Find how many lines in the data below include the word "text", then write only that number.

(Saved data entries)

● ● ●

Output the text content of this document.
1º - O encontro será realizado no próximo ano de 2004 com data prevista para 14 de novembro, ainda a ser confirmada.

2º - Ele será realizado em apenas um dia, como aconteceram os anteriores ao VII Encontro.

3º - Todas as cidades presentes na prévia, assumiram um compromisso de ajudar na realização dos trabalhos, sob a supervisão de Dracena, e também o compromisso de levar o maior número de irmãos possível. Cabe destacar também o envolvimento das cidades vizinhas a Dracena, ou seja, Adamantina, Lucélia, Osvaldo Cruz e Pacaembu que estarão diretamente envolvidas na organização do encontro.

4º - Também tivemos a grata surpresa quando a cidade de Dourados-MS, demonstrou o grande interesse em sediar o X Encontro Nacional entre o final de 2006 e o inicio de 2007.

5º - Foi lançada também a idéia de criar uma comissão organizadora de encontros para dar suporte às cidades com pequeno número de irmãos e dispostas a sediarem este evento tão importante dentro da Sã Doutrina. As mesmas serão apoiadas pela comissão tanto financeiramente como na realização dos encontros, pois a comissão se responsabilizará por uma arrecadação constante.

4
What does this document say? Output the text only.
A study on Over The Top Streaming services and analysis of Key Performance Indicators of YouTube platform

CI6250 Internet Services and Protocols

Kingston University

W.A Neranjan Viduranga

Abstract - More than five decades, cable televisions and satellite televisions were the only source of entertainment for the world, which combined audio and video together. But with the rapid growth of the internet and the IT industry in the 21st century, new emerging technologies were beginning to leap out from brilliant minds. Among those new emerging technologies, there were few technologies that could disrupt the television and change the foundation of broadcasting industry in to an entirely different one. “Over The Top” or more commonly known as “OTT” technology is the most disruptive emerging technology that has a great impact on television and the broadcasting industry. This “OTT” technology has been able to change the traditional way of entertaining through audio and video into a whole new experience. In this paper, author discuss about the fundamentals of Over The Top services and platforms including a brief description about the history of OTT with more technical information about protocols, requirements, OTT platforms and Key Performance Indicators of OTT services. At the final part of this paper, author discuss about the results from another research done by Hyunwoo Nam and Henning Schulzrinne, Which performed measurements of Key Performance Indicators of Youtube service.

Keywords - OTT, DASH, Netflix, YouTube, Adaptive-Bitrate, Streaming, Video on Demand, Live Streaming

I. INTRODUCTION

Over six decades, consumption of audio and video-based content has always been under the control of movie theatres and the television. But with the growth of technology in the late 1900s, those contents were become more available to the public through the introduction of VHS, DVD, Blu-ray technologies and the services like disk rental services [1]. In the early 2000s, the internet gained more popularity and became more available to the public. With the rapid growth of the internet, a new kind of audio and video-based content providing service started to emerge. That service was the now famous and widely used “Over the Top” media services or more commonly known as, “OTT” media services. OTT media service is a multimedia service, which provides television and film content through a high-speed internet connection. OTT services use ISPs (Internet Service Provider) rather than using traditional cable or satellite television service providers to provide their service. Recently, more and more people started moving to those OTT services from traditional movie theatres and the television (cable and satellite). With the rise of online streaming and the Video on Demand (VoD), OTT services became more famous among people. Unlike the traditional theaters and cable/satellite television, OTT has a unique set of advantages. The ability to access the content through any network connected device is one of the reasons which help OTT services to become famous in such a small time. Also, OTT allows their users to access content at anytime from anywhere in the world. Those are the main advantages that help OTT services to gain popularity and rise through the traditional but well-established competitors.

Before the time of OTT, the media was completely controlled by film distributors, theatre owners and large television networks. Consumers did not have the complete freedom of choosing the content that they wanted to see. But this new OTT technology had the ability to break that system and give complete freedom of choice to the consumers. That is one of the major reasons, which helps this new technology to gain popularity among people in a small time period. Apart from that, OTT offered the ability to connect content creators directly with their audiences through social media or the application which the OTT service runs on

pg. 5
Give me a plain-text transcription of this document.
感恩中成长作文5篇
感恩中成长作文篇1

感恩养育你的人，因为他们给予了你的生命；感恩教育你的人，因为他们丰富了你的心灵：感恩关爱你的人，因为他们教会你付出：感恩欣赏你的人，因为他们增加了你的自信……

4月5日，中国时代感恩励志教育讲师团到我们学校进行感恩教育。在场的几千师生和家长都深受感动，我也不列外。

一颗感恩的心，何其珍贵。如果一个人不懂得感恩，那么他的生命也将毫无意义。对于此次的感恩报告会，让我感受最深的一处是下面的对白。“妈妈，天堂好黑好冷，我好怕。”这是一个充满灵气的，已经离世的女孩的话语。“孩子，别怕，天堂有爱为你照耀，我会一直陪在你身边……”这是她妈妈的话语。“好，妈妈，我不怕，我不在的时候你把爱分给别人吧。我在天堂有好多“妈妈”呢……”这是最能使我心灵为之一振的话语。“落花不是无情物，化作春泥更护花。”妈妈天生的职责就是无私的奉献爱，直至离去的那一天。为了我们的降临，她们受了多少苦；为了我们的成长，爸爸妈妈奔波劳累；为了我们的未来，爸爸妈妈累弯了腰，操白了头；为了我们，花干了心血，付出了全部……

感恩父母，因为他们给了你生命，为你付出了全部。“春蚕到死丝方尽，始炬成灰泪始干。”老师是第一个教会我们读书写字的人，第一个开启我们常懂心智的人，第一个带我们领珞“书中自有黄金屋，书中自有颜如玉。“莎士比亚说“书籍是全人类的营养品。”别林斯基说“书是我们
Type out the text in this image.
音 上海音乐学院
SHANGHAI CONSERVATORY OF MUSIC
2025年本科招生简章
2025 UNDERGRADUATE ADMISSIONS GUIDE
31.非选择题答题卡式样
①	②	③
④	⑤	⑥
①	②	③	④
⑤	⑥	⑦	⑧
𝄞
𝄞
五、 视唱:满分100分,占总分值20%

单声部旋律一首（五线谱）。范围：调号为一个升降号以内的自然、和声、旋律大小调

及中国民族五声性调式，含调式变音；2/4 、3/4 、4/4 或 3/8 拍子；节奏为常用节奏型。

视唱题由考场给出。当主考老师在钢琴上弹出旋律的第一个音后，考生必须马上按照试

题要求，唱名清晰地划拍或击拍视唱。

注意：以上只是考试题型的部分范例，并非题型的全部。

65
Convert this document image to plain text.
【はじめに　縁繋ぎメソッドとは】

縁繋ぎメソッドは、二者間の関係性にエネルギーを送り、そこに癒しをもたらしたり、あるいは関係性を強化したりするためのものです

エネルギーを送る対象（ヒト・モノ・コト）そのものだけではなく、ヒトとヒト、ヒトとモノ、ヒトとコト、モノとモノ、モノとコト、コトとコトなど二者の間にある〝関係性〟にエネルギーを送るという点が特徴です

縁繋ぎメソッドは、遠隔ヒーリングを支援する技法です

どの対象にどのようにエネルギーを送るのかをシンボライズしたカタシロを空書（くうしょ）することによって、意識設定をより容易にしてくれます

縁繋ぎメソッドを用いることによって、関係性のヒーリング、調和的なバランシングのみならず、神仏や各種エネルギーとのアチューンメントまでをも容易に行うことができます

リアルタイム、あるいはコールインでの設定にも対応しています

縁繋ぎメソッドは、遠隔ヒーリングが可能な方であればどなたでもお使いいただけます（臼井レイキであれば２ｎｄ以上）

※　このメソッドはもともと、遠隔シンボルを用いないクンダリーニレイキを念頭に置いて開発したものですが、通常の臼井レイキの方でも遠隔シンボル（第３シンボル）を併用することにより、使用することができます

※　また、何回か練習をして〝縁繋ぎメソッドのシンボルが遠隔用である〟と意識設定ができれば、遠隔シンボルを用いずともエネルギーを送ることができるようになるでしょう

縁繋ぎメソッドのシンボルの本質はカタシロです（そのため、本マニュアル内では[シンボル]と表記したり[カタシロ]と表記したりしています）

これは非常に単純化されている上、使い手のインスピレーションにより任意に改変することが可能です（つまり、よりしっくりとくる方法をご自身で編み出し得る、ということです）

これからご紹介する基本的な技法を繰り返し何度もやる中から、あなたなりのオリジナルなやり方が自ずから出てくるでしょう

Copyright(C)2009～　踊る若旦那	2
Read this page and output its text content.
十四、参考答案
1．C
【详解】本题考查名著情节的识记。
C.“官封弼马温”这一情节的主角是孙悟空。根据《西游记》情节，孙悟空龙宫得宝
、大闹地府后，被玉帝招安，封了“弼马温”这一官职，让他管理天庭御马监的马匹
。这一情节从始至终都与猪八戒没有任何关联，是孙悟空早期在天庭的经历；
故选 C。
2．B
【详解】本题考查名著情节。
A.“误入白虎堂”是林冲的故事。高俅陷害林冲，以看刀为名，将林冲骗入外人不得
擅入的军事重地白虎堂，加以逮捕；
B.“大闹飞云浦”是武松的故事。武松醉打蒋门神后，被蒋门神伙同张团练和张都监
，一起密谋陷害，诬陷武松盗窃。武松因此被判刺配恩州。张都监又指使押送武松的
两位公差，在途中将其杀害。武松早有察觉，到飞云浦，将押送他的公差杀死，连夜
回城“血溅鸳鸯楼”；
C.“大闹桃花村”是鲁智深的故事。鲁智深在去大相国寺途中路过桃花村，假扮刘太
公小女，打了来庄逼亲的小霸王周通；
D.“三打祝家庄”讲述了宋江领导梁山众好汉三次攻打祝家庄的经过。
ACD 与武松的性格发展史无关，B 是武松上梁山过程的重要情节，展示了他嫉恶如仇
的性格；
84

● ● ●

• SOLUTION FOR THIS TASK: 6